[What to produce] Your task is to repeat the lines below exactly, excluding any pictures they contain.

[Records provided]
-- -- --
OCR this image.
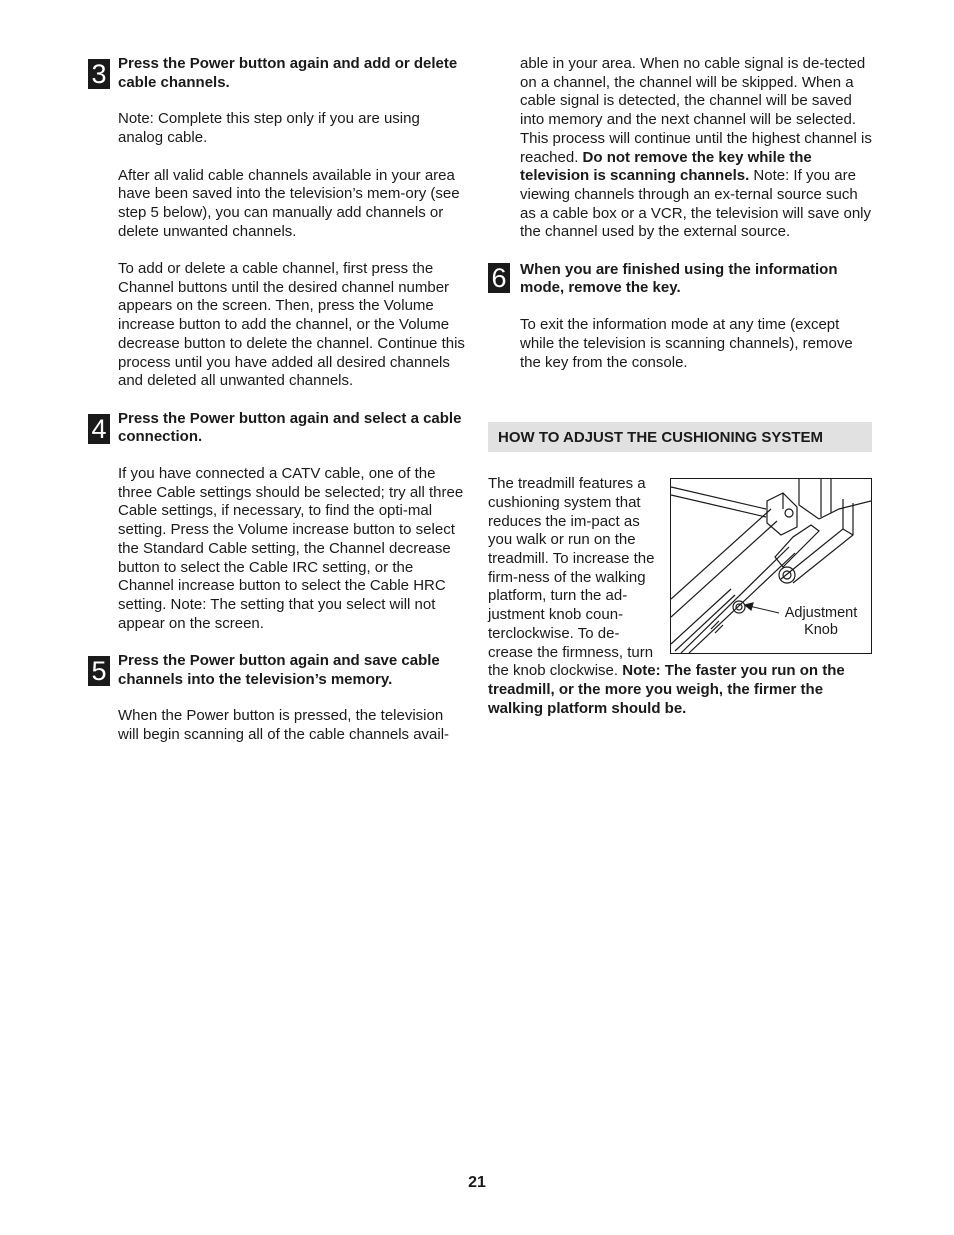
3 Press the Power button again and add or delete cable channels.

Note: Complete this step only if you are using analog cable.

After all valid cable channels available in your area have been saved into the television’s mem-ory (see step 5 below), you can manually add channels or delete unwanted channels.

To add or delete a cable channel, first press the Channel buttons until the desired channel number appears on the screen. Then, press the Volume increase button to add the channel, or the Volume decrease button to delete the channel. Continue this process until you have added all desired channels and deleted all unwanted channels.

4 Press the Power button again and select a cable connection.

If you have connected a CATV cable, one of the three Cable settings should be selected; try all three Cable settings, if necessary, to find the opti-mal setting. Press the Volume increase button to select the Standard Cable setting, the Channel decrease button to select the Cable IRC setting, or the Channel increase button to select the Cable HRC setting. Note: The setting that you select will not appear on the screen.

5 Press the Power button again and save cable channels into the television’s memory.

When the Power button is pressed, the television will begin scanning all of the cable channels avail-

able in your area. When no cable signal is de-tected on a channel, the channel will be skipped. When a cable signal is detected, the channel will be saved into memory and the next channel will be selected. This process will continue until the highest channel is reached. Do not remove the key while the television is scanning channels. Note: If you are viewing channels through an ex-ternal source such as a cable box or a VCR, the television will save only the channel used by the external source.
6 When you are finished using the information mode, remove the key.

To exit the information mode at any time (except while the television is scanning channels), remove the key from the console.

HOW TO ADJUST THE CUSHIONING SYSTEM
Adjustment Knob
The treadmill features a cushioning system that reduces the im-pact as you walk or run on the treadmill. To increase the firm-ness of the walking platform, turn the ad-justment knob coun-terclockwise. To de-crease the firmness, turn the knob clockwise. Note: The faster you run on the treadmill, or the more you weigh, the firmer the walking platform should be.
21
-- -- --
[Exercise response]
OCR this image.
3 Press the Power button again and add or delete cable channels.

Note: Complete this step only if you are using analog cable.

After all valid cable channels available in your area have been saved into the television’s mem-ory (see step 5 below), you can manually add channels or delete unwanted channels.

To add or delete a cable channel, first press the Channel buttons until the desired channel number appears on the screen. Then, press the Volume increase button to add the channel, or the Volume decrease button to delete the channel. Continue this process until you have added all desired channels and deleted all unwanted channels.

4 Press the Power button again and select a cable connection.

If you have connected a CATV cable, one of the three Cable settings should be selected; try all three Cable settings, if necessary, to find the opti-mal setting. Press the Volume increase button to select the Standard Cable setting, the Channel decrease button to select the Cable IRC setting, or the Channel increase button to select the Cable HRC setting. Note: The setting that you select will not appear on the screen.

5 Press the Power button again and save cable channels into the television’s memory.

When the Power button is pressed, the television will begin scanning all of the cable channels avail-

able in your area. When no cable signal is de-tected on a channel, the channel will be skipped. When a cable signal is detected, the channel will be saved into memory and the next channel will be selected. This process will continue until the highest channel is reached. Do not remove the key while the television is scanning channels. Note: If you are viewing channels through an ex-ternal source such as a cable box or a VCR, the television will save only the channel used by the external source.
6 When you are finished using the information mode, remove the key.

To exit the information mode at any time (except while the television is scanning channels), remove the key from the console.

HOW TO ADJUST THE CUSHIONING SYSTEM
Adjustment Knob
The treadmill features a cushioning system that reduces the im-pact as you walk or run on the treadmill. To increase the firm-ness of the walking platform, turn the ad-justment knob coun-terclockwise. To de-crease the firmness, turn the knob clockwise. Note: The faster you run on the treadmill, or the more you weigh, the firmer the walking platform should be.
21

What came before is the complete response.